GESTELLTE AUFGABE 1: Gib aus dem Forenbeitrag über Servlets den Abschnitt wortgetreu wieder, der bei den Worten „Naja, beim Klick“ beginnt und nach den Worten „remove nix machen.“ endet.

VORLIEGENDER TEXTAUSZUG:

------------------------

Wie sehen 'doGet' und 'doPost' aus?


----------



## freez (24. Apr 2008)

> Aktualisierung der angezeigten Seite bzw. bei dem wiederholtem Aufruf des Servlets ohne Formulareintrag die Requestparameter des vorherigen Formulareintrags übernommen werden und die Datei bzw. html Ausgabe dadurch jedesmal um die vorherigen Einträge erweitert wird.



Naja, beim Klick auf den Reload Button (ich denke, das meinst du damit) schickst du die Parameter wieder mit. Somit kommen die auch in deinem Servlet wieder an. Da kannst du mit remove nix machen.

Dir sollte klar sein, das mit jedem Ansprechen des Servlets neue Objekte für Request und Response entstehen. Du kannst so kein Request (erst recht nicht die Attribute, die darin liegen) beeinflussen, der in der Zukunft liegt.


----------



## freez (24. Apr 2008)

Noch eine Frage:

ist dies für den Produktiven Einsatz gedacht, auf welchem dann einige User zugreifen werden, oder ist das nur zu Übungszwecken.

Solltest du Ersteres verfolgen, dann denke ich, dass du Probleme bekommen wirst. Du solltest mindestens die Ausgabe (View) von den Daten trennen. Und die Datenhaltung in einer Datei würde für kleinere Sachen schon noch reichen. Aber wenn du umfangreichere Daten erwartest, würde ich ne einfache Datenbank empfehlen.

Verfolgst du Zweites, dann mehr Code bitte  mindestens die doget und dopost Methoden (evtl. noch init). Es ist nämlich kein Zusammenhang zwischen deinen beiden Methoden erkennbar.


----------

------------------------

GESTELLTE AUFGABE 2: Übernimm aus den Einträgen unverändert die Zeilen ab der Zeile mit „candle-body xyxy=(112,239,118,244)“ bis zur Zeile mit „candle-body xyxy=(302,338,308,348)“, beide eingeschlossen.

Einträge aus einem Datensatz:
------------------------

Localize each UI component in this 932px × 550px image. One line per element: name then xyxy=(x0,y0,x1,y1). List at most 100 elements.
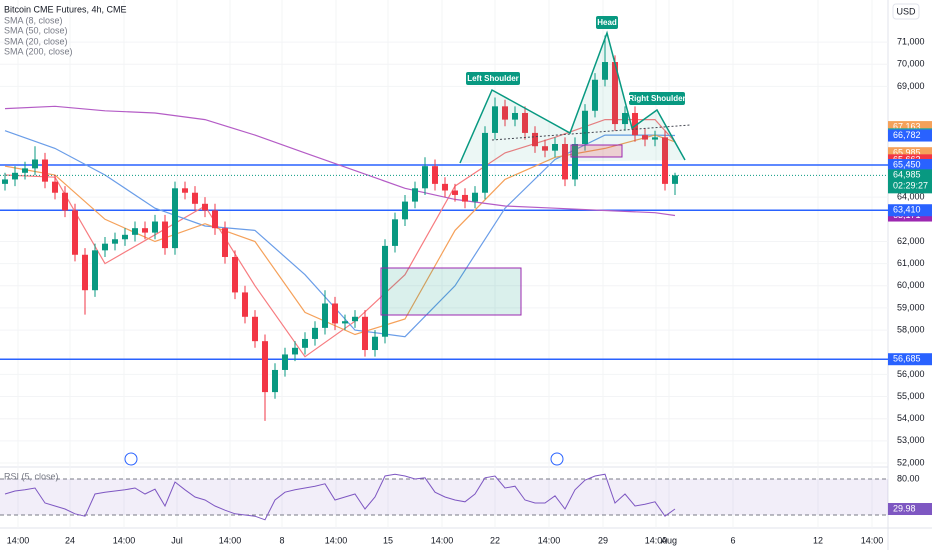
candle-body xyxy=(112,239,118,244)
plot-layer xyxy=(0,0,888,528)
y-tick-label: 69,000 xyxy=(897,81,925,91)
annotation: Left Shoulder xyxy=(467,74,519,83)
y-tick-label: 54,000 xyxy=(897,413,925,423)
pattern-line xyxy=(459,30,686,164)
x-tick-label: 6 xyxy=(730,535,735,545)
candle-body xyxy=(332,303,338,324)
candle-body xyxy=(122,234,128,240)
y-tick-label: 53,000 xyxy=(897,435,925,445)
candle-body xyxy=(12,172,18,180)
price-label-box xyxy=(888,129,932,142)
candle-body xyxy=(172,188,178,249)
candle-body xyxy=(582,110,588,144)
sma-line xyxy=(4,130,676,338)
candle-body xyxy=(422,166,428,189)
y-tick-label: 56,000 xyxy=(897,369,925,379)
candle-body xyxy=(272,369,278,393)
candle-body xyxy=(102,243,108,251)
hline-label-box xyxy=(888,353,932,366)
candle-body xyxy=(292,347,298,355)
candle-body xyxy=(282,354,288,370)
candle-body xyxy=(382,245,388,337)
zone-box xyxy=(380,267,522,316)
price-label: 65,985 xyxy=(893,148,921,158)
x-tick-label: 15 xyxy=(383,535,393,545)
candle-body xyxy=(352,316,358,322)
x-tick-label: 14:00 xyxy=(431,535,454,545)
x-tick-label: 14:00 xyxy=(861,535,884,545)
candle-body xyxy=(232,256,238,293)
pattern-fill xyxy=(460,33,685,163)
currency: USD xyxy=(896,6,916,16)
currency-button[interactable] xyxy=(892,3,920,20)
candle-body xyxy=(302,338,308,348)
legend-entry: SMA (200, close) xyxy=(4,46,73,56)
candle-body xyxy=(542,146,548,151)
candle-body xyxy=(42,159,48,182)
candle-body xyxy=(652,137,658,140)
neckline xyxy=(491,124,691,141)
sma-line xyxy=(4,134,676,336)
countdown: 02:29:27 xyxy=(893,181,928,191)
candle-body xyxy=(532,132,538,147)
zone-box xyxy=(570,144,623,158)
candle-body xyxy=(512,112,518,120)
candle-body xyxy=(22,168,28,173)
x-tick-label: 14:00 xyxy=(645,535,668,545)
x-tick-label: 8 xyxy=(279,535,284,545)
legend-entry: SMA (8, close) xyxy=(4,15,63,25)
candle-body xyxy=(342,321,348,324)
candle-body xyxy=(262,341,268,393)
current-price-label: 64,985 xyxy=(893,170,921,180)
candle-body xyxy=(592,79,598,111)
candle-body xyxy=(182,188,188,193)
candle-body xyxy=(252,316,258,342)
x-tick-label: 14:00 xyxy=(7,535,30,545)
rsi-tick-label: 80.00 xyxy=(897,473,920,483)
candle-body xyxy=(572,143,578,180)
candle-body xyxy=(212,210,218,229)
candle-body xyxy=(522,112,528,133)
candle-body xyxy=(2,179,8,184)
candle-body xyxy=(612,62,618,125)
x-tick-label: 29 xyxy=(598,535,608,545)
y-tick-label: 61,000 xyxy=(897,258,925,268)
event-icon[interactable] xyxy=(124,452,138,466)
hline-label: 56,685 xyxy=(893,354,921,364)
candle-body xyxy=(452,190,458,195)
y-tick-label: 58,000 xyxy=(897,324,925,334)
x-tick-label: Aug xyxy=(661,535,677,545)
candle-body xyxy=(662,137,668,184)
candle-body xyxy=(322,303,328,328)
y-tick-label: 62,000 xyxy=(897,236,925,246)
candle-body xyxy=(412,188,418,202)
candle-body xyxy=(602,62,608,80)
y-tick-label: 52,000 xyxy=(897,457,925,467)
candle-body xyxy=(142,228,148,233)
candle-body xyxy=(152,221,158,233)
x-tick-label: 22 xyxy=(490,535,500,545)
y-tick-label: 59,000 xyxy=(897,302,925,312)
x-tick-label: 14:00 xyxy=(219,535,242,545)
price-label: 67,163 xyxy=(893,121,921,131)
candle-body xyxy=(502,106,508,120)
candle-body xyxy=(312,327,318,339)
candle-body xyxy=(192,192,198,204)
x-tick-label: 24 xyxy=(65,535,75,545)
candle-body xyxy=(132,228,138,235)
event-icon[interactable] xyxy=(550,452,564,466)
x-tick-label: 12 xyxy=(813,535,823,545)
rsi-value-box xyxy=(888,503,932,516)
candle-body xyxy=(202,203,208,211)
annotation: Head xyxy=(597,18,617,27)
candle-body xyxy=(472,192,478,202)
price-label: 66,782 xyxy=(893,130,921,140)
candle-body xyxy=(362,316,368,351)
candle-body xyxy=(242,292,248,317)
sma-line xyxy=(4,105,676,217)
x-tick-label: Jul xyxy=(171,535,183,545)
x-tick-label: 14:00 xyxy=(113,535,136,545)
annotation-box xyxy=(596,16,618,29)
legend-entry: SMA (50, close) xyxy=(4,25,68,35)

------------------------

ANTWORT ZUR AUFGABE 1:
Naja, beim Klick auf den Reload Button (ich denke, das meinst du damit) schickst du die Parameter wieder mit. Somit kommen die auch in deinem Servlet wieder an. Da kannst du mit remove nix machen.

ANTWORT ZUR AUFGABE 2:
candle-body xyxy=(112,239,118,244)
plot-layer xyxy=(0,0,888,528)
y-tick-label: 69,000 xyxy=(897,81,925,91)
annotation: Left Shoulder xyxy=(467,74,519,83)
y-tick-label: 54,000 xyxy=(897,413,925,423)
pattern-line xyxy=(459,30,686,164)
x-tick-label: 6 xyxy=(730,535,735,545)
candle-body xyxy=(332,303,338,324)
candle-body xyxy=(122,234,128,240)
y-tick-label: 53,000 xyxy=(897,435,925,445)
candle-body xyxy=(12,172,18,180)
price-label-box xyxy=(888,129,932,142)
candle-body xyxy=(172,188,178,249)
candle-body xyxy=(582,110,588,144)
sma-line xyxy=(4,130,676,338)
candle-body xyxy=(422,166,428,189)
y-tick-label: 56,000 xyxy=(897,369,925,379)
candle-body xyxy=(272,369,278,393)
candle-body xyxy=(102,243,108,251)
hline-label-box xyxy=(888,353,932,366)
candle-body xyxy=(292,347,298,355)
candle-body xyxy=(282,354,288,370)
candle-body xyxy=(382,245,388,337)
zone-box xyxy=(380,267,522,316)
price-label: 65,985 xyxy=(893,148,921,158)
x-tick-label: 15 xyxy=(383,535,393,545)
candle-body xyxy=(352,316,358,322)
x-tick-label: 14:00 xyxy=(431,535,454,545)
x-tick-label: 14:00 xyxy=(861,535,884,545)
candle-body xyxy=(232,256,238,293)
pattern-fill xyxy=(460,33,685,163)
currency: USD xyxy=(896,6,916,16)
currency-button[interactable] xyxy=(892,3,920,20)
candle-body xyxy=(302,338,308,348)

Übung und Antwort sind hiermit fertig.